- [TASK MATERIAL]
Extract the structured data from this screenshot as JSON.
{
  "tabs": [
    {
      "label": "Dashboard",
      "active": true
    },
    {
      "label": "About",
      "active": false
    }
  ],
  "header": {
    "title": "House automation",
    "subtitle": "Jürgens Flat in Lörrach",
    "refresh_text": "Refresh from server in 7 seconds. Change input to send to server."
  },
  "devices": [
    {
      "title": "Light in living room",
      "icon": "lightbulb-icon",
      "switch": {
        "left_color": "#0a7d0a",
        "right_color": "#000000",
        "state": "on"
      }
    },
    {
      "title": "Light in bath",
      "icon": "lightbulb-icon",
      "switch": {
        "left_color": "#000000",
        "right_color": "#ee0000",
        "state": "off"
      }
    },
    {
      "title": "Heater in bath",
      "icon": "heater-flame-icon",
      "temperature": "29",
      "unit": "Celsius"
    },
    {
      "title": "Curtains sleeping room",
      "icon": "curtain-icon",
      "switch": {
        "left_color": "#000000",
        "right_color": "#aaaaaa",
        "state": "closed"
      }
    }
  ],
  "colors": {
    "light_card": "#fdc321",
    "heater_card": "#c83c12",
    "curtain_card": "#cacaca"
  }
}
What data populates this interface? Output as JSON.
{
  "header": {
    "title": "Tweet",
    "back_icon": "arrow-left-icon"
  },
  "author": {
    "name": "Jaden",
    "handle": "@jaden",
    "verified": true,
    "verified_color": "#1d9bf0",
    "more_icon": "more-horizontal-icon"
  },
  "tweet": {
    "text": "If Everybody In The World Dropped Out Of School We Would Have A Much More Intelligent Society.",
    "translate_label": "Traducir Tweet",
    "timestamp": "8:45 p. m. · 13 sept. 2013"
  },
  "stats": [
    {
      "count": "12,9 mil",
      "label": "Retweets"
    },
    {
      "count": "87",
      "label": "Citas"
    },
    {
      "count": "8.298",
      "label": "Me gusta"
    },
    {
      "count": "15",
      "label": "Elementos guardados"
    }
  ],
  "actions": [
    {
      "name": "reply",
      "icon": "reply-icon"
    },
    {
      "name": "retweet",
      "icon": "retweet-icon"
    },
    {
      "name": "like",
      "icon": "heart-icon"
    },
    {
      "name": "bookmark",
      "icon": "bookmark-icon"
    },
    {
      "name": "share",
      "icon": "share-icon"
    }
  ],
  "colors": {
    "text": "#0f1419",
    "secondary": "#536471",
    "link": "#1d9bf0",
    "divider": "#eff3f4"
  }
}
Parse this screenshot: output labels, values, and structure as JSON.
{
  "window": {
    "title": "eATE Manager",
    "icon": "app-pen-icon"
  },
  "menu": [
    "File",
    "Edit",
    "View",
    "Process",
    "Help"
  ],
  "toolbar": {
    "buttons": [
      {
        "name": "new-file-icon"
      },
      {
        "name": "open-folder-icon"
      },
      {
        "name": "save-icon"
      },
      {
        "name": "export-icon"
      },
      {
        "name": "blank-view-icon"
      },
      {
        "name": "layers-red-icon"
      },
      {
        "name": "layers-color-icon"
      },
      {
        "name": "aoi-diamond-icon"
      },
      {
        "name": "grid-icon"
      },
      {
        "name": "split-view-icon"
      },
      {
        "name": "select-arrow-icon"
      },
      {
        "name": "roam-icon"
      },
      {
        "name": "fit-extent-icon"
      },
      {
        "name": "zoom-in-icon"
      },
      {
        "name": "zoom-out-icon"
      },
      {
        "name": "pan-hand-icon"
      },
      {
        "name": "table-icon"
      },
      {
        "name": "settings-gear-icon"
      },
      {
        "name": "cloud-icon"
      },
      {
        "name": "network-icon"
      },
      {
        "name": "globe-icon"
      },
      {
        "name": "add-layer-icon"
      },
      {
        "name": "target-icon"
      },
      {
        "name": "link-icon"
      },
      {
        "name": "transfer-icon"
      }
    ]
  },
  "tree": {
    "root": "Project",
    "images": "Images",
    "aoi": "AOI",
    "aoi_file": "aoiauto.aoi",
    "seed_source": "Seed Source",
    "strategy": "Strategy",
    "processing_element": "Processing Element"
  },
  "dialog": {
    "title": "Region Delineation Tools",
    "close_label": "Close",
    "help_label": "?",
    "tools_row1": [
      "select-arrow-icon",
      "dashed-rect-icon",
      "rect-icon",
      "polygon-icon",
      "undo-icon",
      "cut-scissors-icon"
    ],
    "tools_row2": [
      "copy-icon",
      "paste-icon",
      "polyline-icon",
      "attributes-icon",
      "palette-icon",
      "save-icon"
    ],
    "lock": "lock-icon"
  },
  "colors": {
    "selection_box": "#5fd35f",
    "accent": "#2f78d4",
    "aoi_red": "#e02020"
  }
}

- [OBJECTIVE]
Return a copy of every line that includes the word "screenshot".

- [WRITTEN SOLUTION]
Extract the structured data from this screenshot as JSON.
Parse this screenshot: output labels, values, and structure as JSON.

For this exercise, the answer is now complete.